Extracted data entries
===============
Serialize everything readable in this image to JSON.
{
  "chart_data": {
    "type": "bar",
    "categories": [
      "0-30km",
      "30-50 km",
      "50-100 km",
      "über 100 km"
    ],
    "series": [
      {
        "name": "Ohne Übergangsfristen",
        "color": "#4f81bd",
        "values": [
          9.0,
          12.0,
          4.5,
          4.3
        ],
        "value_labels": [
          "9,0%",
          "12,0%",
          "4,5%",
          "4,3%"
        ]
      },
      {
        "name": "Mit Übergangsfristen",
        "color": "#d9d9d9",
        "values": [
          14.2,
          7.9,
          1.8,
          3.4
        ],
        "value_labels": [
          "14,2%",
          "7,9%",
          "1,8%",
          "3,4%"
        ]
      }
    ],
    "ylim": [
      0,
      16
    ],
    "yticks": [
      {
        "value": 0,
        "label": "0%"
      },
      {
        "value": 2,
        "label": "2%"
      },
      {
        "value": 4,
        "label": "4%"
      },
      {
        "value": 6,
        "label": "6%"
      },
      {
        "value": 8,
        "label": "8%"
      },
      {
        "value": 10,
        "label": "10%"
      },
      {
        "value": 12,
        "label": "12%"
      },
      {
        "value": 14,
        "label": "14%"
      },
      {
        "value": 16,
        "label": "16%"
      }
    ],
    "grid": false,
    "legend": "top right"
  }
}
===============
Copy each line of the listing that includes "name".

        "name": "Ohne Übergangsfristen",
        "name": "Mit Übergangsfristen",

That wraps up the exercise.